Output the entries exactly as they appear. Pictures should not be included.

__Dataset rows for document pages__:
--- START ---

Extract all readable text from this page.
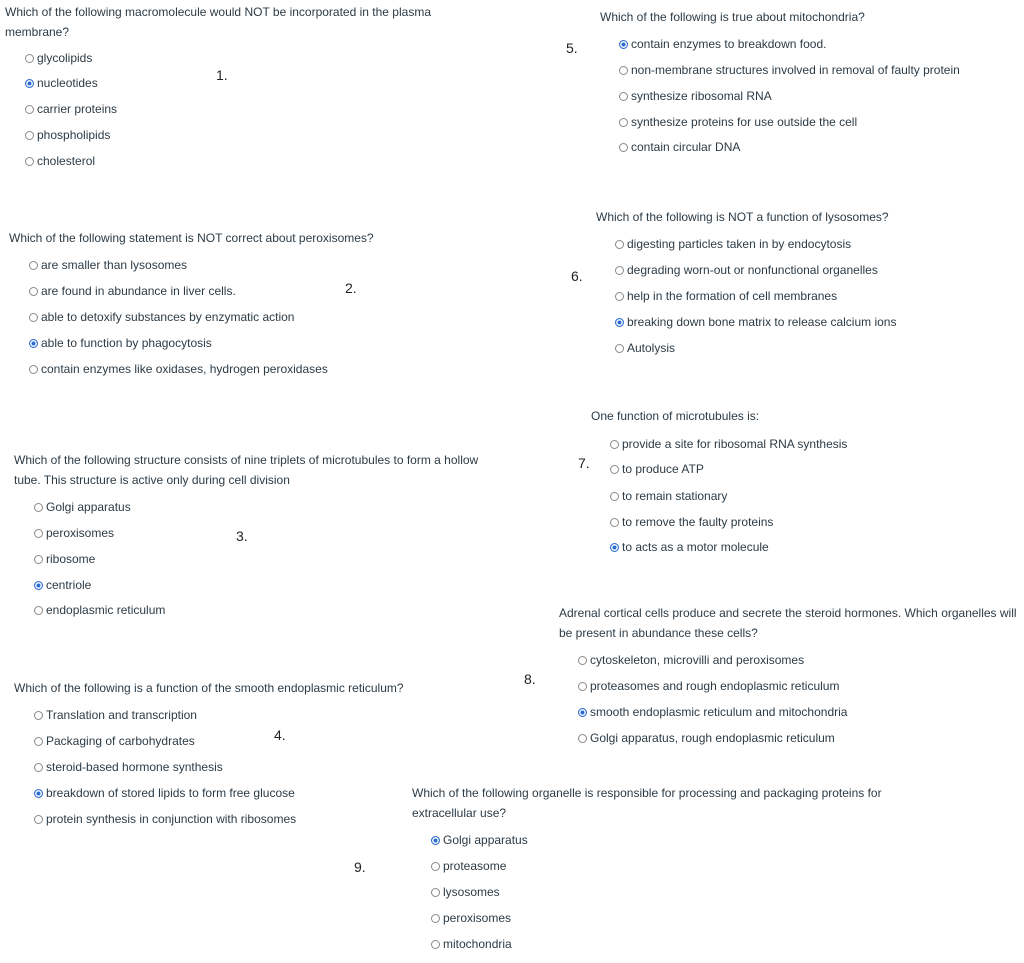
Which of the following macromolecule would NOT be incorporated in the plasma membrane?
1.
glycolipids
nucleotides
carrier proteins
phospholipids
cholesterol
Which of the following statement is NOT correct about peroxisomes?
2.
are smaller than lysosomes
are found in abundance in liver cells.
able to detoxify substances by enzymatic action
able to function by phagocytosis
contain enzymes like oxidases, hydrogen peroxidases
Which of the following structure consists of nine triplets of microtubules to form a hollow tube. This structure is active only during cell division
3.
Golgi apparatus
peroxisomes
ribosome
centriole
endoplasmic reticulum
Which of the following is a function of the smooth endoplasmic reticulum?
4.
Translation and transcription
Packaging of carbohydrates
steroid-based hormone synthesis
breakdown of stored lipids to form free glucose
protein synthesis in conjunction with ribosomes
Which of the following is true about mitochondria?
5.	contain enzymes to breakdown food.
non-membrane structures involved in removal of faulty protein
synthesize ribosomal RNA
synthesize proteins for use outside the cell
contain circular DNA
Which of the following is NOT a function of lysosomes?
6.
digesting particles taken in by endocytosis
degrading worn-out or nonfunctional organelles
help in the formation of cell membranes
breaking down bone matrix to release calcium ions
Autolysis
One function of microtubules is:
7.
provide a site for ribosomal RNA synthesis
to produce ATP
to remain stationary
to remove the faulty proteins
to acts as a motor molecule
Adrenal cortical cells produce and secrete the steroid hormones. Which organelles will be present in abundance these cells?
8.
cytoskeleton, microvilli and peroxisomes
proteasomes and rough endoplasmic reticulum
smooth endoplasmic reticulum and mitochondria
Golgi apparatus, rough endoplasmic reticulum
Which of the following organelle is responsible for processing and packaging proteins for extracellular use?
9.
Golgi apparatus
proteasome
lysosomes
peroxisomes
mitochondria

--- END ---

__Written solution__:
Extract all readable text from this page.
Which of the following macromolecule would NOT be incorporated in the plasma membrane?
1.
glycolipids
nucleotides
carrier proteins
phospholipids
cholesterol
Which of the following statement is NOT correct about peroxisomes?
2.
are smaller than lysosomes
are found in abundance in liver cells.
able to detoxify substances by enzymatic action
able to function by phagocytosis
contain enzymes like oxidases, hydrogen peroxidases
Which of the following structure consists of nine triplets of microtubules to form a hollow tube. This structure is active only during cell division
3.
Golgi apparatus
peroxisomes
ribosome
centriole
endoplasmic reticulum
Which of the following is a function of the smooth endoplasmic reticulum?
4.
Translation and transcription
Packaging of carbohydrates
steroid-based hormone synthesis
breakdown of stored lipids to form free glucose
protein synthesis in conjunction with ribosomes
Which of the following is true about mitochondria?
5.	contain enzymes to breakdown food.
non-membrane structures involved in removal of faulty protein
synthesize ribosomal RNA
synthesize proteins for use outside the cell
contain circular DNA
Which of the following is NOT a function of lysosomes?
6.
digesting particles taken in by endocytosis
degrading worn-out or nonfunctional organelles
help in the formation of cell membranes
breaking down bone matrix to release calcium ions
Autolysis
One function of microtubules is:
7.
provide a site for ribosomal RNA synthesis
to produce ATP
to remain stationary
to remove the faulty proteins
to acts as a motor molecule
Adrenal cortical cells produce and secrete the steroid hormones. Which organelles will be present in abundance these cells?
8.
cytoskeleton, microvilli and peroxisomes
proteasomes and rough endoplasmic reticulum
smooth endoplasmic reticulum and mitochondria
Golgi apparatus, rough endoplasmic reticulum
Which of the following organelle is responsible for processing and packaging proteins for extracellular use?
9.
Golgi apparatus
proteasome
lysosomes
peroxisomes
mitochondria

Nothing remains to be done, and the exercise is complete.